[start GIVEN DATA]

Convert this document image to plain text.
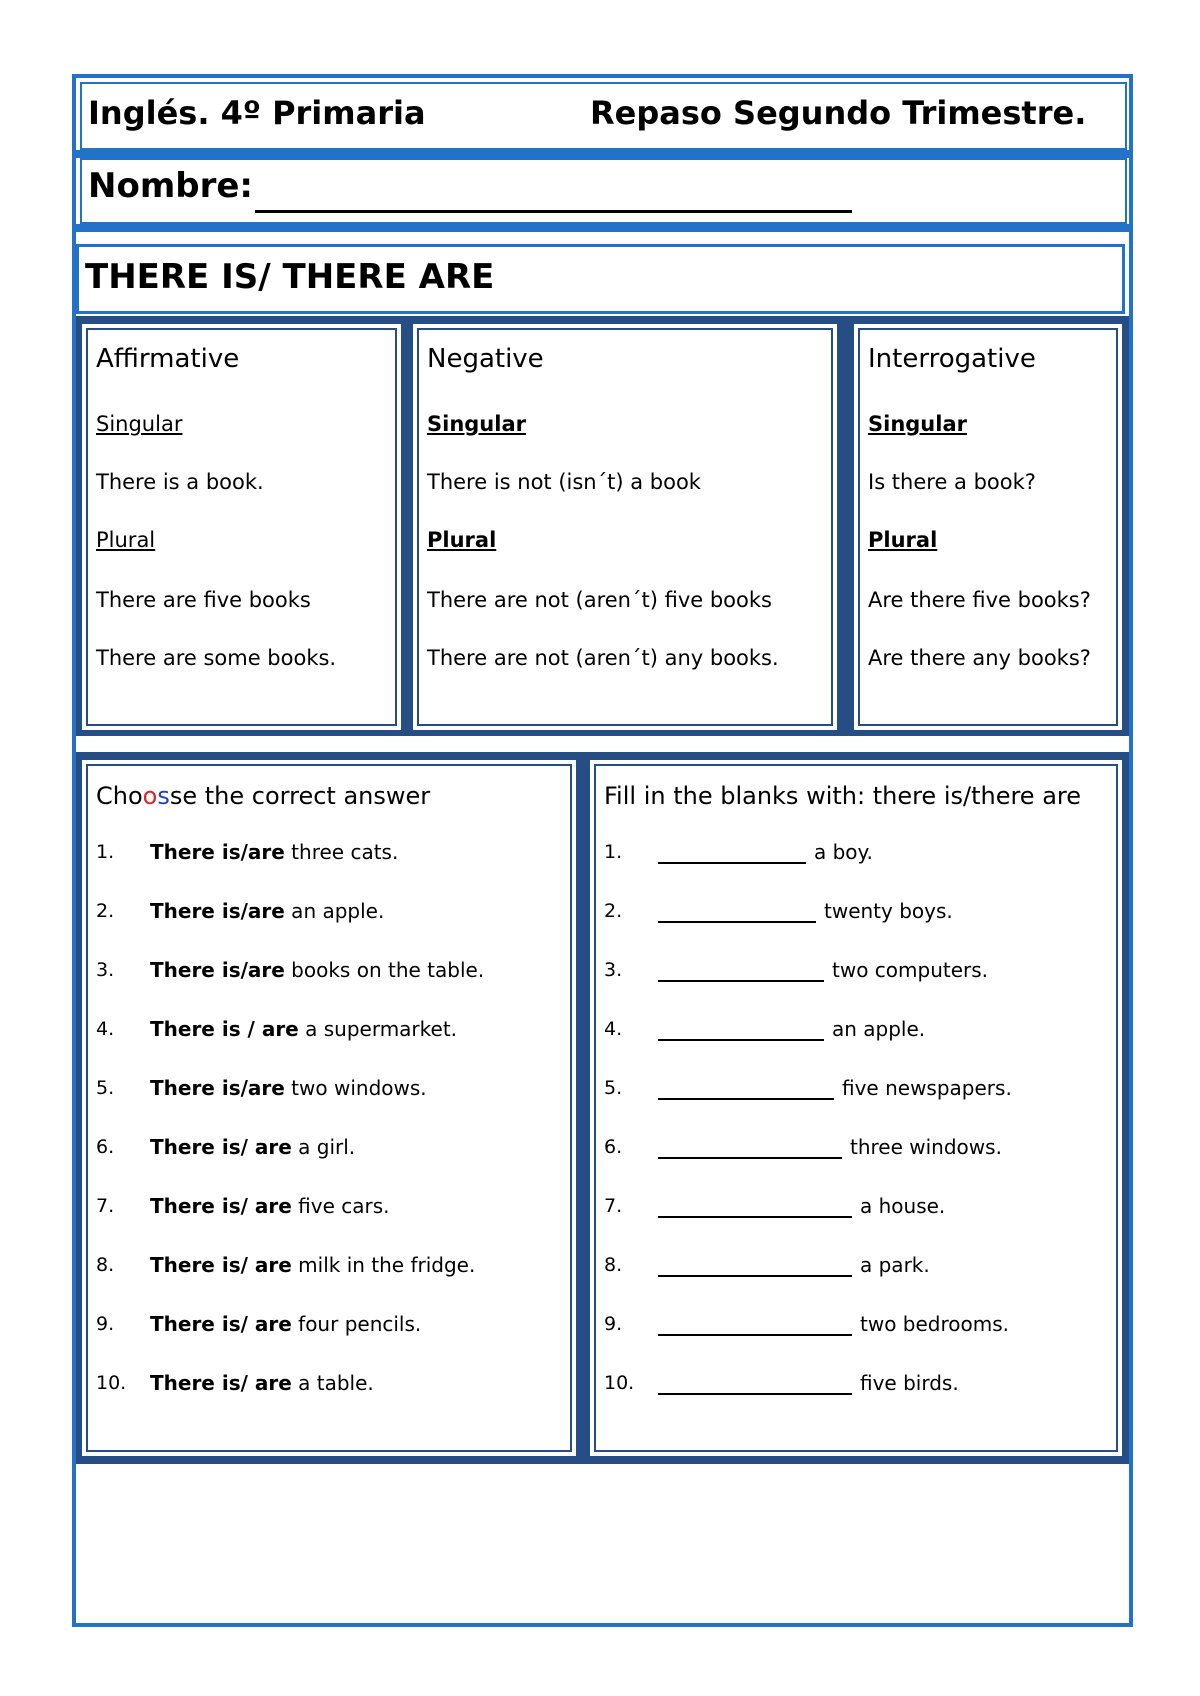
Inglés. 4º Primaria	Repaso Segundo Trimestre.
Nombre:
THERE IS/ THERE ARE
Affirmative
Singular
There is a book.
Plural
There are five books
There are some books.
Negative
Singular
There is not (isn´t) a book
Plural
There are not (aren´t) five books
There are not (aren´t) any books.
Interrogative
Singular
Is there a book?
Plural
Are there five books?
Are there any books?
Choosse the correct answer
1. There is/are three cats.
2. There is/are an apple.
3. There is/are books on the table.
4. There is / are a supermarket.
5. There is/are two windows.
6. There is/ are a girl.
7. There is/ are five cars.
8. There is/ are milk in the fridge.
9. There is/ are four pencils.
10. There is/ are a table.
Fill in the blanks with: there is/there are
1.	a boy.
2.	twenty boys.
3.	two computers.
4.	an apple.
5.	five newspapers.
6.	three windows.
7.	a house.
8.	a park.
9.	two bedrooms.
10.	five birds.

[end GIVEN DATA]

Your copy should repeat each entry above exactly but contain no pictures.

_TASK RESPONSE_
Convert this document image to plain text.
Inglés. 4º Primaria	Repaso Segundo Trimestre.
Nombre:
THERE IS/ THERE ARE
Affirmative
Singular
There is a book.
Plural
There are five books
There are some books.
Negative
Singular
There is not (isn´t) a book
Plural
There are not (aren´t) five books
There are not (aren´t) any books.
Interrogative
Singular
Is there a book?
Plural
Are there five books?
Are there any books?
Choosse the correct answer
1. There is/are three cats.
2. There is/are an apple.
3. There is/are books on the table.
4. There is / are a supermarket.
5. There is/are two windows.
6. There is/ are a girl.
7. There is/ are five cars.
8. There is/ are milk in the fridge.
9. There is/ are four pencils.
10. There is/ are a table.
Fill in the blanks with: there is/there are
1.	a boy.
2.	twenty boys.
3.	two computers.
4.	an apple.
5.	five newspapers.
6.	three windows.
7.	a house.
8.	a park.
9.	two bedrooms.
10.	five birds.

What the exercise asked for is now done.